(ZADANIA)
**A.** Oceń, czy poniższe stwierdzenia (i)–(iii) są zgodne z tekstem o opinii biegłego zamieszczonym niżej. Przy każdym podaj „tak” lub „nie” oraz przytocz rozstrzygający fragment tekstu.
(i) Biegły uznał, że uszkodzenia powstałe w wyniku przedmiotowej szkody są tożsame z uszkodzeniami ze szkody z 10 października 2014 roku.
(ii) Według biegłego wcześniejszej naprawy pokrywy przedniej samochodu J. nie można wywodzić z pomiaru grubości powłoki lakierniczej.
(iii) Za przyczynę kolizji biegły uznał nieustąpienie pierwszeństwa przejazdu przy manewrze zmiany pasa ruchu.
**B.** Odpowiedz krótko na pytania (i)–(iii) na podstawie tekstu o opinii biegłego podanego poniżej.
(i) Z jakiego dnia pochodzi wcześniejsza szkoda?
(ii) Której części samochodu J. dotyczy brak dowodów na wcześniejszą naprawę?
(iii) Jakiego manewru powód najprawdopodobniej nie miał możliwości podjąć?

(TEKST DO PRZECZYTANIA)
== == ==

W pierwszej, pisemnej opinii biegły wyjaśnił, uszkodzenia pojazdu powoda powstałe w wyniku przedmiotowej szkody nie są tożsame z wcześniejszymi uszkodzeniami powstałymi wskutek szkody z dnia 10 października 2014 roku. W swojej opinii biegły wskazał ponadto, że brak jest dowodów na wcześniejszą naprawę pokrywy przedniej samochodu J., w szczególności naprawy takiej nie można wywodzić w oparciu o pomiar grubości powłoki lakierniczej, czy dokumentację fotograficzną. Biegły wskazał ponadto, że charakter uszkodzeń samochodu J. nie świadczy o spowodowaniu kolizji przez kierującego przedmiotowym pojazdem. Za przyczynę kolizji należy uznać, jak wskazał biegły, nieustąpienie pierwszeństwa przejazdu przy manewrze zmiany pasa ruchu, poprzedzającym skręt w prawo (zjazd z ronda) wykonywany przez kierującego P.. Przeciętny czas trwania manewru zjazdu w prawo przez kierującego wskazuje, że powód najprawdopodobniej nie miał możliwości podjęcia skutecznego manewru obronnego i uniknięcia zdarzenia.

== == ==

(FRAGMENT ZBIORU DANYCH)
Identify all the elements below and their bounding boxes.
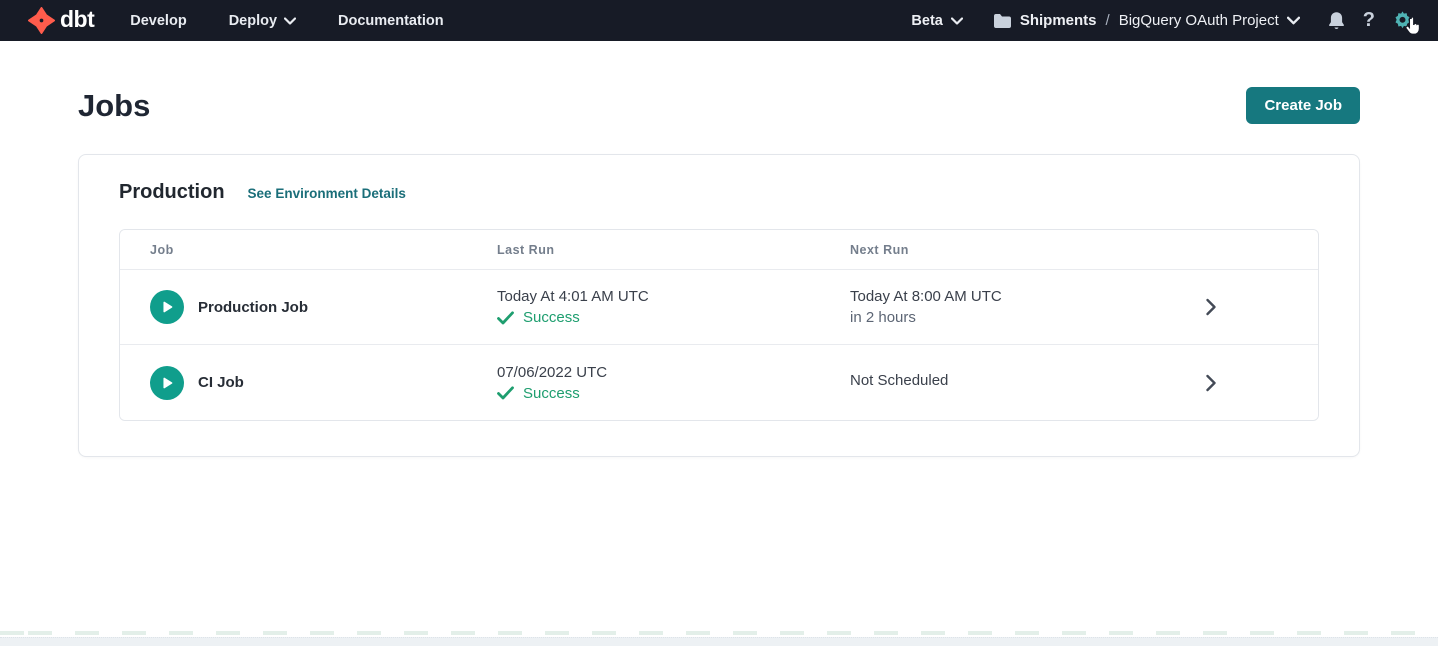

== == ==

(ROZWIĄZANIA ZADAŃ)
**A.**
(i) Nie: „nie są tożsame z wcześniejszymi uszkodzeniami powstałymi wskutek szkody z dnia 10 października 2014 roku”
(ii) Tak: „naprawy takiej nie można wywodzić w oparciu o pomiar grubości powłoki lakierniczej”
(iii) Tak: „nieustąpienie pierwszeństwa przejazdu przy manewrze zmiany pasa ruchu”

**B.**
(i) Z 10 października 2014 roku.
(ii) Pokrywy przedniej.
(iii) Skutecznego manewru obronnego.